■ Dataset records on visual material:
************

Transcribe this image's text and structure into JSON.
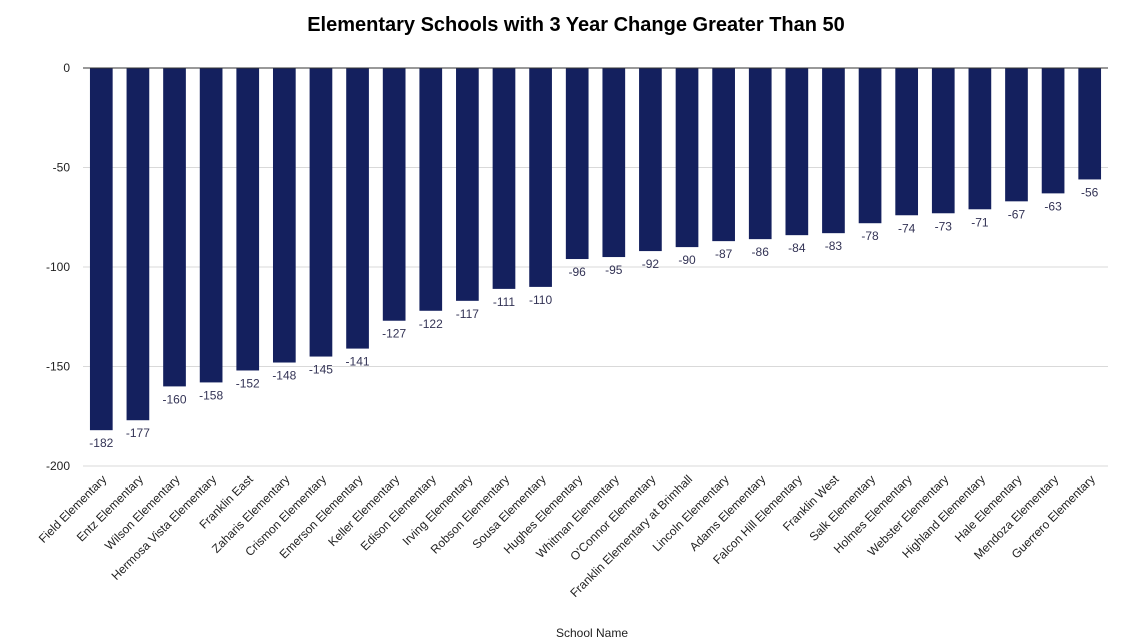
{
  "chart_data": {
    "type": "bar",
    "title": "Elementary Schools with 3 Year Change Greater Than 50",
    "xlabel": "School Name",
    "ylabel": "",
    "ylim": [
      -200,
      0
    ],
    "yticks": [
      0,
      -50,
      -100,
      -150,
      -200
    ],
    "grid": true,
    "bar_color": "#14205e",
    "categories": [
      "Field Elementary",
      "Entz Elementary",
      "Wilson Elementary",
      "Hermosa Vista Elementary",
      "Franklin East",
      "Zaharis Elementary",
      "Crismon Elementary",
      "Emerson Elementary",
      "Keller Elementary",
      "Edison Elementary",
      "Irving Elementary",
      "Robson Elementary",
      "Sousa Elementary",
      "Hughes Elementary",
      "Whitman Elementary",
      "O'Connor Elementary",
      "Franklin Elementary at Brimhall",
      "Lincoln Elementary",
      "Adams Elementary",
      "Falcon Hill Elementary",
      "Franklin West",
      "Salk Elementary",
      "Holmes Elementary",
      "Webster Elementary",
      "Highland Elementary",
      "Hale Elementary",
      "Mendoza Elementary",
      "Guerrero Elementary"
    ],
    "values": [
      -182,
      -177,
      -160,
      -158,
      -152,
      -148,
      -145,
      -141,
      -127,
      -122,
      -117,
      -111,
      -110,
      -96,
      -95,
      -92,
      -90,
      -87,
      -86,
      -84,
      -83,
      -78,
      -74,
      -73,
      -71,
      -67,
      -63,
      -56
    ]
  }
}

************

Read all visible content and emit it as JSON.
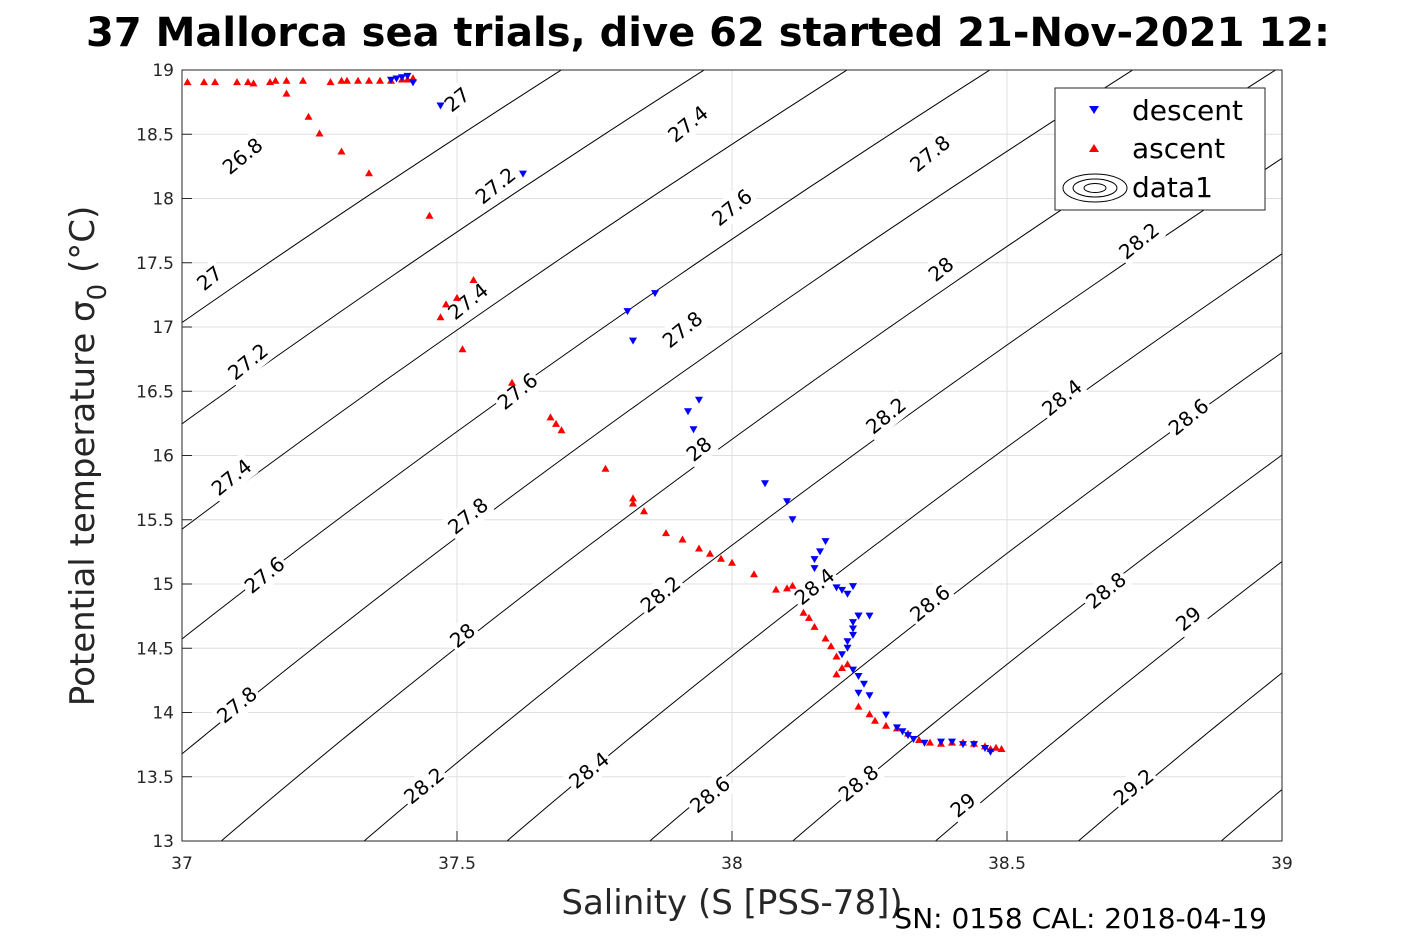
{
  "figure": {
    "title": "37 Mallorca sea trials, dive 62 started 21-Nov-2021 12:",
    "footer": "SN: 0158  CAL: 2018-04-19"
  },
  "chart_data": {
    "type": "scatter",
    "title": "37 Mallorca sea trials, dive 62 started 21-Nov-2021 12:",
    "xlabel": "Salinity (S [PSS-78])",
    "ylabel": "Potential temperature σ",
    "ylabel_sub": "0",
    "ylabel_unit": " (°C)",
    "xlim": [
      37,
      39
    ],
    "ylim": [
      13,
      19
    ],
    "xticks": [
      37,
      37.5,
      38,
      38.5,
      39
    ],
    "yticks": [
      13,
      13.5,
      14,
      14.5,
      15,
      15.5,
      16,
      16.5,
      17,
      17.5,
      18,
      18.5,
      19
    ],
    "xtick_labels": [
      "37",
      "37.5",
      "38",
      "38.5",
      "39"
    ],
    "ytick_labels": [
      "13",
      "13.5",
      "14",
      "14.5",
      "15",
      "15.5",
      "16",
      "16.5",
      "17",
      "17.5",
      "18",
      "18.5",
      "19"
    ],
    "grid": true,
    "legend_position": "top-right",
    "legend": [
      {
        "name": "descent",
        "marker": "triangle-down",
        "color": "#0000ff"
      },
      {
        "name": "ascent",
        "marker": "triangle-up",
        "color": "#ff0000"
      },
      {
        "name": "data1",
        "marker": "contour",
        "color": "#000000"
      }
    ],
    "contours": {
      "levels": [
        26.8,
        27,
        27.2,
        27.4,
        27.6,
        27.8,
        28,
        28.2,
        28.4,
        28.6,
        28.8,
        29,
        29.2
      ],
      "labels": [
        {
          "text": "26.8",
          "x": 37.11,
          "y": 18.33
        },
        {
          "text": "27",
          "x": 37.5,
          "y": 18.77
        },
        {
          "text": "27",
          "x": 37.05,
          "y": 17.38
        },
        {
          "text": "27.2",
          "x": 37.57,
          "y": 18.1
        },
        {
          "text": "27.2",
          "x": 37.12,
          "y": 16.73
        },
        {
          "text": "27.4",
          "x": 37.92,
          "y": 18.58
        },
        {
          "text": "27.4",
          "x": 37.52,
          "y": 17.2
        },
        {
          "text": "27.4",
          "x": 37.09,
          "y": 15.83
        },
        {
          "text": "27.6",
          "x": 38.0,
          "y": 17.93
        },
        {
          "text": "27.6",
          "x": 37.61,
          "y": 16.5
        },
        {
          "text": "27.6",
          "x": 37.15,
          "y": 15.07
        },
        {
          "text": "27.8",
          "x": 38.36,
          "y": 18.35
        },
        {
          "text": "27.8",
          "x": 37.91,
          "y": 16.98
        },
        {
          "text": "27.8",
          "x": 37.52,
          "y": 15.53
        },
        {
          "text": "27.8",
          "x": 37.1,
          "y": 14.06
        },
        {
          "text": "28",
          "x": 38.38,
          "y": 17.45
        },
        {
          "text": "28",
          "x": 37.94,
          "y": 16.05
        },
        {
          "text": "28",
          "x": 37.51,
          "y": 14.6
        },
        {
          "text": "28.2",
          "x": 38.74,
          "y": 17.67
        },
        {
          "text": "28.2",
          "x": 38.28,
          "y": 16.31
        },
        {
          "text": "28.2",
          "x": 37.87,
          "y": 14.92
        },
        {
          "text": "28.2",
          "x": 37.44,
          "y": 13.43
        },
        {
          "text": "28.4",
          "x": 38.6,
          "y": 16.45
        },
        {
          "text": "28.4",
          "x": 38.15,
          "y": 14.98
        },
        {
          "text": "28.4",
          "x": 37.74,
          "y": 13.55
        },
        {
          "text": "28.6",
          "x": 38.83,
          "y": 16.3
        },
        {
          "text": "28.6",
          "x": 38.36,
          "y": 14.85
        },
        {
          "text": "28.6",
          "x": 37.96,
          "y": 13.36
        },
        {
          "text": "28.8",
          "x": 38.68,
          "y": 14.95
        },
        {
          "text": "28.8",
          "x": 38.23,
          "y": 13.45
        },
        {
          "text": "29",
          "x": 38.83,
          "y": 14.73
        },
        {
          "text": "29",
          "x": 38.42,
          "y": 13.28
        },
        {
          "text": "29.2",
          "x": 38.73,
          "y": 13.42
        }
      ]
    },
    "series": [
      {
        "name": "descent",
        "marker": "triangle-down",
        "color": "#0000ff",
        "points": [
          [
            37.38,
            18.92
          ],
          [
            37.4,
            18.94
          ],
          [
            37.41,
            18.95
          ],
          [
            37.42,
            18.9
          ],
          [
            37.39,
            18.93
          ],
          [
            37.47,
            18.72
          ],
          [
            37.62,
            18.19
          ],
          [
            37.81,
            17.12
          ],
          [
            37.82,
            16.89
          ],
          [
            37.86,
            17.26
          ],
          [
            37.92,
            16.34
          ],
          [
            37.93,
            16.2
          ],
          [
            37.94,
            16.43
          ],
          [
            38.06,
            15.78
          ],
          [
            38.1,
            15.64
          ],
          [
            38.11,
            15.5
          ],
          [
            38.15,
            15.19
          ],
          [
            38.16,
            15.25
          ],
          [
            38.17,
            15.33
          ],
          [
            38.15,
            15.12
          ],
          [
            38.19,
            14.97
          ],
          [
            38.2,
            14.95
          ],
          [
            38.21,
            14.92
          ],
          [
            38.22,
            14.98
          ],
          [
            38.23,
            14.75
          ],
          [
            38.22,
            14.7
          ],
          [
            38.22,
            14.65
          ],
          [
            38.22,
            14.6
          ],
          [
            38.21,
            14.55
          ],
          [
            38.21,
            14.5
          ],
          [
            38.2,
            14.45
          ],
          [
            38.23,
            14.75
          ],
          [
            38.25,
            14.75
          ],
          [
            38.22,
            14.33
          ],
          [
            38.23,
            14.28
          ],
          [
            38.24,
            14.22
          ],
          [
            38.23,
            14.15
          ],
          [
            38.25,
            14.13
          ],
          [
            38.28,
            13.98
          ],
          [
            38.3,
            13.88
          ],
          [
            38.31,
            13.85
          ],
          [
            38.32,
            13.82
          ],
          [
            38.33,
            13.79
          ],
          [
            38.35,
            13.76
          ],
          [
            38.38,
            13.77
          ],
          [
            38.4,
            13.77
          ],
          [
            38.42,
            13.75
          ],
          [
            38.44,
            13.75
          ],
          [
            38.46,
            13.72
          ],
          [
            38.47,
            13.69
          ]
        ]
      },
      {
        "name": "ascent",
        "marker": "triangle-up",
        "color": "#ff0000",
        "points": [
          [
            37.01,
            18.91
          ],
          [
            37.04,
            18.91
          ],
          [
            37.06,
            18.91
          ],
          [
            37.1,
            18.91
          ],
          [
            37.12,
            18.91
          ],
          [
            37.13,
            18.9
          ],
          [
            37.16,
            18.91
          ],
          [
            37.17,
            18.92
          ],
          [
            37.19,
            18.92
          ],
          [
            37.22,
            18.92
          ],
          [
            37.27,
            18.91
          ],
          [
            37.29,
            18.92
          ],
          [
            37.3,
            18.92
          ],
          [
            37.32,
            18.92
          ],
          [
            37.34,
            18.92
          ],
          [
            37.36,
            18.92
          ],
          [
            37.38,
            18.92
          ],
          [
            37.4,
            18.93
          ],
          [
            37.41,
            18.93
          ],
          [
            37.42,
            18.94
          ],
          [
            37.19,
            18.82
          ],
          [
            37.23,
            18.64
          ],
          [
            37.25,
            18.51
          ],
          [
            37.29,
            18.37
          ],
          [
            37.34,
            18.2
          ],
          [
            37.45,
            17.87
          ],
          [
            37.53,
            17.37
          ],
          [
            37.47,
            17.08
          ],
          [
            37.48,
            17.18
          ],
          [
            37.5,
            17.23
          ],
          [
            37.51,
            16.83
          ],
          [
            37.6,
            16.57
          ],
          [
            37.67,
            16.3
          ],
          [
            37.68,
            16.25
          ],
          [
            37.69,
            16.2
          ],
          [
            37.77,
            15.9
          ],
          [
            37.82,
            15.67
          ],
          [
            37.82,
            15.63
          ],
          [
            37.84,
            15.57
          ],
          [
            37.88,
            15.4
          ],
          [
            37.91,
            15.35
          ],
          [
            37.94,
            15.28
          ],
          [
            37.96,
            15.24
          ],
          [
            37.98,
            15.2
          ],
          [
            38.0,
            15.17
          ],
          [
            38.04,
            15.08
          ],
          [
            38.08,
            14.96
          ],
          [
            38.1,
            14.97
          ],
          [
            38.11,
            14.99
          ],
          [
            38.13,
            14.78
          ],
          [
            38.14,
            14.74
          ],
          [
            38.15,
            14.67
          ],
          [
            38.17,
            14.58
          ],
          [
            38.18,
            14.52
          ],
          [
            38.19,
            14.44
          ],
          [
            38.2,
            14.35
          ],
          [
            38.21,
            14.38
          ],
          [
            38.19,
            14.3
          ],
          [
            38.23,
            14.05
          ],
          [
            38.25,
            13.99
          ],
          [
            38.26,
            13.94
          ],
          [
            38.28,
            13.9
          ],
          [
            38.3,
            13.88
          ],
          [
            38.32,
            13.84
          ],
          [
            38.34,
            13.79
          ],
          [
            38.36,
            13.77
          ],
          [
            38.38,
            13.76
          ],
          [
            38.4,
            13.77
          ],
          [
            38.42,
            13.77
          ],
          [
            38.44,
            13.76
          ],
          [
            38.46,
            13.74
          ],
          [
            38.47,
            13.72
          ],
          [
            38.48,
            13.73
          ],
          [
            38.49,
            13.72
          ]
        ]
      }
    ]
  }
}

************

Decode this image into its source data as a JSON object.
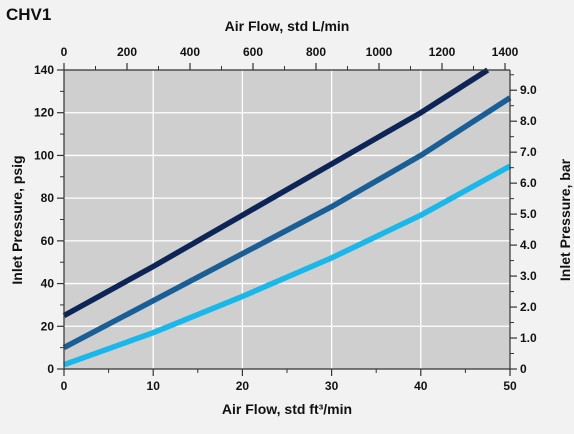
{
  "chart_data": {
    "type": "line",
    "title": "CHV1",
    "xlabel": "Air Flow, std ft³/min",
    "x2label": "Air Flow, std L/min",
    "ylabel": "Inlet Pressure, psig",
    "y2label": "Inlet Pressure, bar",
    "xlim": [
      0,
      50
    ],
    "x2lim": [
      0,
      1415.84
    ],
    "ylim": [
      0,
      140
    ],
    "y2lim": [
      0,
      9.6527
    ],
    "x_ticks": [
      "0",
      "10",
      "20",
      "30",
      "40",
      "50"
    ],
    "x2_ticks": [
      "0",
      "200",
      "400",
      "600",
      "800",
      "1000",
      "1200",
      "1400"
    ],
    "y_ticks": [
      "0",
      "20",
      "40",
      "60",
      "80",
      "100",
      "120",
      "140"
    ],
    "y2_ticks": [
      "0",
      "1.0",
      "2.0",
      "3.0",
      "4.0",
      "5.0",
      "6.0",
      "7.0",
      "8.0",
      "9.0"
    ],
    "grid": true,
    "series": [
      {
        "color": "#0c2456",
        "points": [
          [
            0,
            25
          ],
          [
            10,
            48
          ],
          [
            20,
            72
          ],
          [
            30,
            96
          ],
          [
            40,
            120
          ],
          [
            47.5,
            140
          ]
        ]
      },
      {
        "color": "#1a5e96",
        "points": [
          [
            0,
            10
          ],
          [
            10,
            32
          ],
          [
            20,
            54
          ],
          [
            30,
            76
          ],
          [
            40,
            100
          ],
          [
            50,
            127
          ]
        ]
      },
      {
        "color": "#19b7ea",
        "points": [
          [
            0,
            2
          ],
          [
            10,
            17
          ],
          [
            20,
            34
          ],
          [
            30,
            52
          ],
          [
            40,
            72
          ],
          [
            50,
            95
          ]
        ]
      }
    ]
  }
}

************

■ What the exercise asks:
Every line in the data that holds "JSON" should be copied out.

■ Task solution:
Transcribe this image's text and structure into JSON.
Read all visible content and emit it as JSON.
Decode this image into its source data as a JSON object.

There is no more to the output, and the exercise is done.